What you have to do » Locate the word "一般公共预算财政拨款基本支出预算表" in the entries below, then gather every line that holds it.

╭─ Given data

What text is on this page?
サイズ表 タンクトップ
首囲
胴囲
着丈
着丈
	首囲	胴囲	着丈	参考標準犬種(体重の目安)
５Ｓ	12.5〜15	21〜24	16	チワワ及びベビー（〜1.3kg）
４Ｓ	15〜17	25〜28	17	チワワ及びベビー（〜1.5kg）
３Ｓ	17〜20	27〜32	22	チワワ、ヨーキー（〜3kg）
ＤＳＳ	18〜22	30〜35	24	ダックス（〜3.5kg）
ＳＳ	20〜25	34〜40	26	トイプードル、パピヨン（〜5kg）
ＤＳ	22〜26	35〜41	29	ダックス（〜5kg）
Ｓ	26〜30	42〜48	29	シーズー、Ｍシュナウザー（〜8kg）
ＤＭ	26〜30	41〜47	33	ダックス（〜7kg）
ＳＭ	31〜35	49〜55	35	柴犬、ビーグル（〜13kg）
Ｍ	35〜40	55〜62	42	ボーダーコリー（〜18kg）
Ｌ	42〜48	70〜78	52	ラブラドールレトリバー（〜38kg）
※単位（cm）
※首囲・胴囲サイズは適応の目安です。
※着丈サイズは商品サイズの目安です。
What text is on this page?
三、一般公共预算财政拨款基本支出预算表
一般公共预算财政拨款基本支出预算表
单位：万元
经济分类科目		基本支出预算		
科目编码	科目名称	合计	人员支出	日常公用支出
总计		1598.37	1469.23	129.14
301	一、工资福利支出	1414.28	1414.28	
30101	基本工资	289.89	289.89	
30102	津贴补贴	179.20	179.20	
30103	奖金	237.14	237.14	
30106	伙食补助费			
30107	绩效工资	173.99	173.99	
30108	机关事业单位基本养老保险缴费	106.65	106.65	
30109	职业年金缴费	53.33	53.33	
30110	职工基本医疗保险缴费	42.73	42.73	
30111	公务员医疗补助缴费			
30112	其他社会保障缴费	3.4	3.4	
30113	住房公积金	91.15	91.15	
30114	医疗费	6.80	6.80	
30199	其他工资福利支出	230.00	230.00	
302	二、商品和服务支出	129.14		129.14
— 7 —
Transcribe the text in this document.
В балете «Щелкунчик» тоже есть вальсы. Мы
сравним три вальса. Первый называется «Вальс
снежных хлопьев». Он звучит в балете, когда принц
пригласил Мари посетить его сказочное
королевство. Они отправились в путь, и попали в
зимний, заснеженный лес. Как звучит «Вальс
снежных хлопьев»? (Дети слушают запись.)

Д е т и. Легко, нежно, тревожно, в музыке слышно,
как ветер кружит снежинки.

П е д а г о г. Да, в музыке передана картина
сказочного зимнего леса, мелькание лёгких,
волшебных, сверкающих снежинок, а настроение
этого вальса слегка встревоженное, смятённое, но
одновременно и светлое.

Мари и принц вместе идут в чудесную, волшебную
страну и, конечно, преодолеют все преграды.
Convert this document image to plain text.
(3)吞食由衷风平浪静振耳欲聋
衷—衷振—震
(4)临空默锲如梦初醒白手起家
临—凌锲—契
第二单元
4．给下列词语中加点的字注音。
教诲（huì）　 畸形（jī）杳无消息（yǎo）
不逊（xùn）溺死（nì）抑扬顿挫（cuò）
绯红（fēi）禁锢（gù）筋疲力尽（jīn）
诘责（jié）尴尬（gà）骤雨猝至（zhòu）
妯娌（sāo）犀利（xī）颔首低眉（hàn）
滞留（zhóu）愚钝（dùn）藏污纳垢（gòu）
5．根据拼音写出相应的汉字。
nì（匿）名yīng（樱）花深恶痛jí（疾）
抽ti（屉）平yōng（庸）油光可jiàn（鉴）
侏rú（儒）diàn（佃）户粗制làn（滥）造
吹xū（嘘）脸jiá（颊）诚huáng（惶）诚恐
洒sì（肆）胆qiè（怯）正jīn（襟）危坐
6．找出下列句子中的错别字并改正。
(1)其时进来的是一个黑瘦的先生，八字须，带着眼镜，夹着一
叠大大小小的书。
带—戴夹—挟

╰─

Solution for this problem »
三、一般公共预算财政拨款基本支出预算表
一般公共预算财政拨款基本支出预算表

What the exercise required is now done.